Given task: Show each line that has the string "content" in it.
━━━ Information provided
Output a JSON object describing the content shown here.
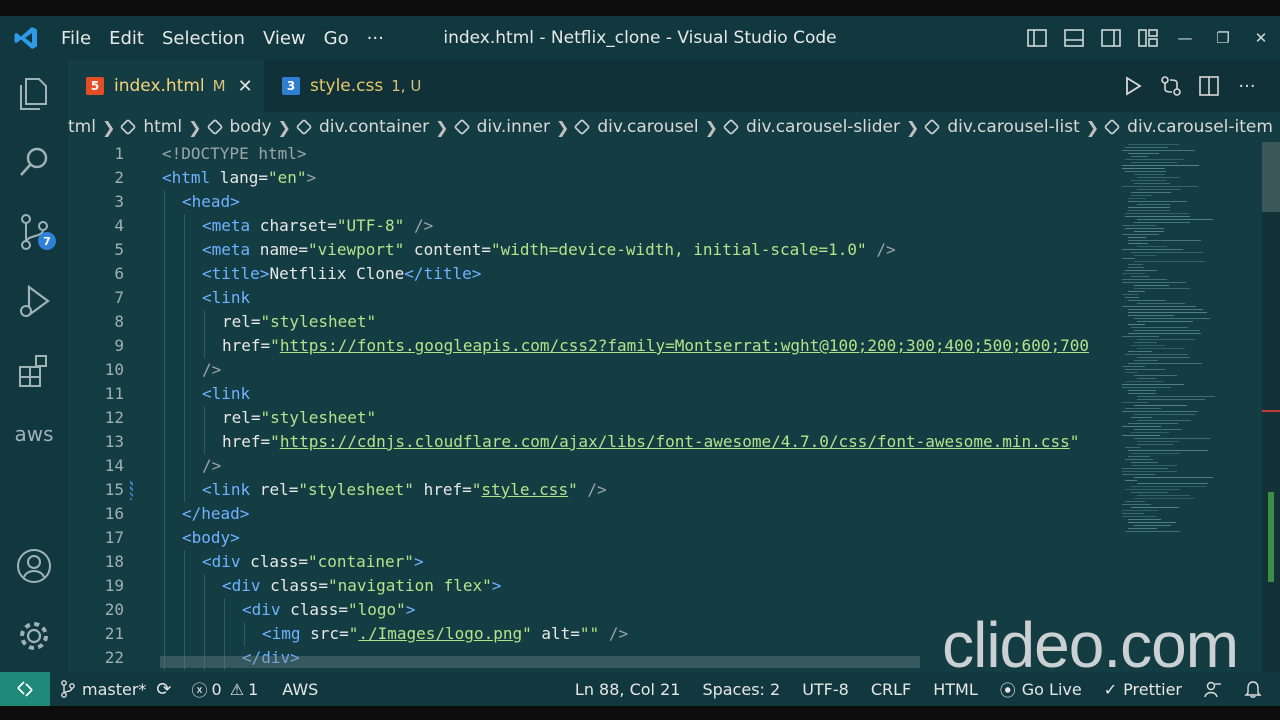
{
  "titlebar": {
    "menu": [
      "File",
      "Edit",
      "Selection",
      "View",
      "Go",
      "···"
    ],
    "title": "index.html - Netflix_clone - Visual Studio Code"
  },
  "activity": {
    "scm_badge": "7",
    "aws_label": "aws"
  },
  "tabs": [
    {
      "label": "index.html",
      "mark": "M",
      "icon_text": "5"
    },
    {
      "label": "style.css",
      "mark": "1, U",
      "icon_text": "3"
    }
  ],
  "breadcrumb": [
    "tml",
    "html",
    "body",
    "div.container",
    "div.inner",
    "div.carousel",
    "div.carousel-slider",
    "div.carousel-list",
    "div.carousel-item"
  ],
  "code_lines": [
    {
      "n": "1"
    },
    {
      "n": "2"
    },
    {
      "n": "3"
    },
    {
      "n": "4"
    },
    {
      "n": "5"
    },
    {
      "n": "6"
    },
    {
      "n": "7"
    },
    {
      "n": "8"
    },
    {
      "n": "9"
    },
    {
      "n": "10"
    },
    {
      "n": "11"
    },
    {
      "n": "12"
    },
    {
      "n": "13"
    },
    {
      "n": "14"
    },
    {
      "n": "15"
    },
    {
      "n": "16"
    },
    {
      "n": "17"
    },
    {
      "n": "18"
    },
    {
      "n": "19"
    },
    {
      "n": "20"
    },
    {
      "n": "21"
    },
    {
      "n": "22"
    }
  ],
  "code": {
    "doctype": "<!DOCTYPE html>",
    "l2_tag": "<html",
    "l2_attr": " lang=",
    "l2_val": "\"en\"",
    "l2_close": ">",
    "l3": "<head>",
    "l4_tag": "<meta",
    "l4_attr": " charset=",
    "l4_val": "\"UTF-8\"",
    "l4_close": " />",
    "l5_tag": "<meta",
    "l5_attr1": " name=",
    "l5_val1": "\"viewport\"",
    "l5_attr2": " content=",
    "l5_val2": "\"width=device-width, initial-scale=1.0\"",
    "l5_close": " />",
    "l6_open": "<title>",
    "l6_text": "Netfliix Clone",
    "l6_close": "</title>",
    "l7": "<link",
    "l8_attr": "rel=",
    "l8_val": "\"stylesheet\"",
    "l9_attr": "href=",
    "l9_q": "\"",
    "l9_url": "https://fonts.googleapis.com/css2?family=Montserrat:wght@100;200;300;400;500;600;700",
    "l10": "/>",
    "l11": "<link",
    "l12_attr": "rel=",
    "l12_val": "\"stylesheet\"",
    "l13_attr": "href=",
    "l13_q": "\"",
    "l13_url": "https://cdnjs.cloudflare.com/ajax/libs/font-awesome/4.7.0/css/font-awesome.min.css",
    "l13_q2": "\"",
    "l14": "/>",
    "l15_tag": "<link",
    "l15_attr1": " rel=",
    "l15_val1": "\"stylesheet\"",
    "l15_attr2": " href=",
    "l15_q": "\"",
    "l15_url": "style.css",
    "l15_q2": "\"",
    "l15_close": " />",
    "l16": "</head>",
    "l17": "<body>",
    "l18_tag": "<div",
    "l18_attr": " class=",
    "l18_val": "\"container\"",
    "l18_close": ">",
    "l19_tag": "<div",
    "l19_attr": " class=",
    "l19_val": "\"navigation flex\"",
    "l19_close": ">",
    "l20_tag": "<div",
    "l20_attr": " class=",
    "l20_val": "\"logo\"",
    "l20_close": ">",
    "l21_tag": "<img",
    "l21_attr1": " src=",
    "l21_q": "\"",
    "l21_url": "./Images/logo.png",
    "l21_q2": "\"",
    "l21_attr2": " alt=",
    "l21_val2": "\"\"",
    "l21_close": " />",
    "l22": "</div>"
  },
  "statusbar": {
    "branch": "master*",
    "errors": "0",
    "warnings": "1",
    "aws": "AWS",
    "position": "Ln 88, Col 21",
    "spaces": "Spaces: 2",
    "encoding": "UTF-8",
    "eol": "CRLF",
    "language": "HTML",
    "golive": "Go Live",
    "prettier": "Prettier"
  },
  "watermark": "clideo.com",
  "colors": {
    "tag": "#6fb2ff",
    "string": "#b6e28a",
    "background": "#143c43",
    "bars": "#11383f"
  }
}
━━━━━━
Complete answer:
Output a JSON object describing the content shown here.
    "l5_attr2": " content=",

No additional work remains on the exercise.